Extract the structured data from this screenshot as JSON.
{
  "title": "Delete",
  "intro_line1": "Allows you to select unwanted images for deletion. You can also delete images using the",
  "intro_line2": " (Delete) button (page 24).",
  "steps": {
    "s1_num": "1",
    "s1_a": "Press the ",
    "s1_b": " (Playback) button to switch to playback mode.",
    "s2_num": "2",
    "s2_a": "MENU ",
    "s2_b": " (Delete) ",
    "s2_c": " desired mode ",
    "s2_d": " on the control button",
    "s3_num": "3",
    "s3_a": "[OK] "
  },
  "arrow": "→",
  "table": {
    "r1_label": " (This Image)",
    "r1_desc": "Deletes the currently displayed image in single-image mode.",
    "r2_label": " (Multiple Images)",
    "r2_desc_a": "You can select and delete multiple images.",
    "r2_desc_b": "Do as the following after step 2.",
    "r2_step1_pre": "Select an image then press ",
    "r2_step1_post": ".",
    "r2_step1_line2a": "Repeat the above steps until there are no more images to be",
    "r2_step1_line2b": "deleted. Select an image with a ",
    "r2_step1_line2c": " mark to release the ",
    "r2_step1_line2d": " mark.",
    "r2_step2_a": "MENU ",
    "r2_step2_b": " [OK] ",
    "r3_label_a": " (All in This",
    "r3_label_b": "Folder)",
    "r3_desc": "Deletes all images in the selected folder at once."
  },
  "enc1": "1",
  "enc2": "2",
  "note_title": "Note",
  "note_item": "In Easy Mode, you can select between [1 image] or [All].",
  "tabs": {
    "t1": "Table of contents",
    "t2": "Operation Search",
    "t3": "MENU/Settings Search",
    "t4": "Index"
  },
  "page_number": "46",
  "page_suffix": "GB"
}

--------------------

Problem to solve:
Quote each line of the data above exactly as written.

Worked answer:
Extract the structured data from this screenshot as JSON.
{
  "title": "Delete",
  "intro_line1": "Allows you to select unwanted images for deletion. You can also delete images using the",
  "intro_line2": " (Delete) button (page 24).",
  "steps": {
    "s1_num": "1",
    "s1_a": "Press the ",
    "s1_b": " (Playback) button to switch to playback mode.",
    "s2_num": "2",
    "s2_a": "MENU ",
    "s2_b": " (Delete) ",
    "s2_c": " desired mode ",
    "s2_d": " on the control button",
    "s3_num": "3",
    "s3_a": "[OK] "
  },
  "arrow": "→",
  "table": {
    "r1_label": " (This Image)",
    "r1_desc": "Deletes the currently displayed image in single-image mode.",
    "r2_label": " (Multiple Images)",
    "r2_desc_a": "You can select and delete multiple images.",
    "r2_desc_b": "Do as the following after step 2.",
    "r2_step1_pre": "Select an image then press ",
    "r2_step1_post": ".",
    "r2_step1_line2a": "Repeat the above steps until there are no more images to be",
    "r2_step1_line2b": "deleted. Select an image with a ",
    "r2_step1_line2c": " mark to release the ",
    "r2_step1_line2d": " mark.",
    "r2_step2_a": "MENU ",
    "r2_step2_b": " [OK] ",
    "r3_label_a": " (All in This",
    "r3_label_b": "Folder)",
    "r3_desc": "Deletes all images in the selected folder at once."
  },
  "enc1": "1",
  "enc2": "2",
  "note_title": "Note",
  "note_item": "In Easy Mode, you can select between [1 image] or [All].",
  "tabs": {
    "t1": "Table of contents",
    "t2": "Operation Search",
    "t3": "MENU/Settings Search",
    "t4": "Index"
  },
  "page_number": "46",
  "page_suffix": "GB"
}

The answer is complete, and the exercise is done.